GIVEN PROBLEM => Examine each line of the data. Copy those that contain the string "Role".

Records that describe figures:
------------------------------
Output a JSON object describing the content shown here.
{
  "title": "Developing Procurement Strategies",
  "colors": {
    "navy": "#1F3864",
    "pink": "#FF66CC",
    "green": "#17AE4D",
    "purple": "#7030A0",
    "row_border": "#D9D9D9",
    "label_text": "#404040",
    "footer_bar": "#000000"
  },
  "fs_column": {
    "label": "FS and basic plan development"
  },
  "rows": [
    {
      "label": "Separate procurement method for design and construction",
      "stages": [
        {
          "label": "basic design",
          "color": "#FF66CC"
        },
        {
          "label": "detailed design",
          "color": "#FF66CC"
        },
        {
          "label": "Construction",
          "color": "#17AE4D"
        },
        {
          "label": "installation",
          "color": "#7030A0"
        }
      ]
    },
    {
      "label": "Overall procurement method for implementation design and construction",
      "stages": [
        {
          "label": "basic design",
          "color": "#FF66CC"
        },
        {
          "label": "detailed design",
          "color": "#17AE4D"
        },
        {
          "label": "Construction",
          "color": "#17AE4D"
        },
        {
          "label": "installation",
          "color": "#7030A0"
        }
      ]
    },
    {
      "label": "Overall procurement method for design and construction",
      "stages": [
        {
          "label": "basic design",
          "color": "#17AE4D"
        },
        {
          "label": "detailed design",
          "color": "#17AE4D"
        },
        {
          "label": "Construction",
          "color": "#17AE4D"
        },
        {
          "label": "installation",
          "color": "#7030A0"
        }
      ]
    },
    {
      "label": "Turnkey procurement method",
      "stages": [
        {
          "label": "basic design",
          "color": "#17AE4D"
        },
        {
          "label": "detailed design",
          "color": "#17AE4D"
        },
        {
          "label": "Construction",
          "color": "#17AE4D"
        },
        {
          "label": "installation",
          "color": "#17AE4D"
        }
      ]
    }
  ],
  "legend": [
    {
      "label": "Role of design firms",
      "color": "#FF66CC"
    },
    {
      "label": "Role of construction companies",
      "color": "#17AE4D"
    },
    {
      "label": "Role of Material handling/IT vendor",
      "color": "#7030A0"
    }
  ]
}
------------------------------
RESULT BELOW =>
      "label": "Role of design firms",
      "label": "Role of construction companies",
      "label": "Role of Material handling/IT vendor",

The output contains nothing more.